RECORDS FOR PROCESSING:
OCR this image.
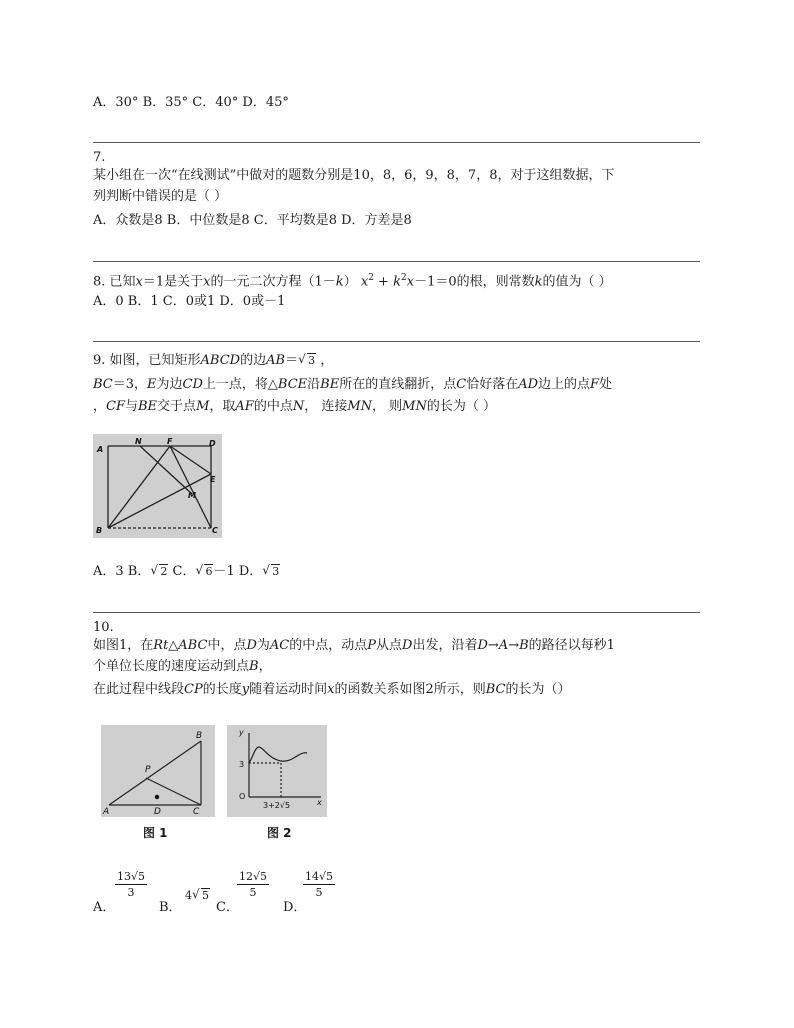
A．30° B．35° C．40° D．45°
7.
某小组在一次“在线测试”中做对的题数分别是10，8，6，9，8，7，8，对于这组数据，下
列判断中错误的是（ ）
A．众数是8 B．中位数是8 C．平均数是8 D．方差是8
8. 已知x＝1是关于x的一元二次方程（1－k） $x^2 + k^2x-1=0$的根，则常数k的值为（ ）
A．0 B．1 C．0或1 D．0或－1
9. 如图，已知矩形ABCD的边AB＝ √ 3 ，
BC＝3，E为边CD上一点，将△BCE沿BE所在的直线翻折，点C恰好落在AD边上的点F处
，CF与BE交于点M，取AF的中点N， 连接MN， 则MN的长为（ ）
A
N	F	D
E
M
B	C
A．3 B． √ 2 C． √ 6－1 D． √ 3
10.
如图1，在Rt△ABC中，点D为AC的中点，动点P从点D出发，沿着D→A→B的路径以每秒1
个单位长度的速度运动到点B，
在此过程中线段CP的长度y随着运动时间x的函数关系如图2所示，则BC的长为（）
B
P
A	D	C
y
3
O
3+2√5	x
图 1	图 2
A．
$\frac{13√5}{3}$
B．
4 √ 5
C．
$\frac{12√5}{5}$
D．
$\frac{14√5}{5}$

EXERCISE DESCRIPTION: Quote the material word for word, dropping any images it holds.

OUTPUT OF THE EXERCISE:
OCR this image.
A．30° B．35° C．40° D．45°
7.
某小组在一次“在线测试”中做对的题数分别是10，8，6，9，8，7，8，对于这组数据，下
列判断中错误的是（ ）
A．众数是8 B．中位数是8 C．平均数是8 D．方差是8
8. 已知x＝1是关于x的一元二次方程（1－k） $x^2 + k^2x-1=0$的根，则常数k的值为（ ）
A．0 B．1 C．0或1 D．0或－1
9. 如图，已知矩形ABCD的边AB＝ √ 3 ，
BC＝3，E为边CD上一点，将△BCE沿BE所在的直线翻折，点C恰好落在AD边上的点F处
，CF与BE交于点M，取AF的中点N， 连接MN， 则MN的长为（ ）
A
N	F	D
E
M
B	C
A．3 B． √ 2 C． √ 6－1 D． √ 3
10.
如图1，在Rt△ABC中，点D为AC的中点，动点P从点D出发，沿着D→A→B的路径以每秒1
个单位长度的速度运动到点B，
在此过程中线段CP的长度y随着运动时间x的函数关系如图2所示，则BC的长为（）
B
P
A	D	C
y
3
O
3+2√5	x
图 1	图 2
A．
$\frac{13√5}{3}$
B．
4 √ 5
C．
$\frac{12√5}{5}$
D．
$\frac{14√5}{5}$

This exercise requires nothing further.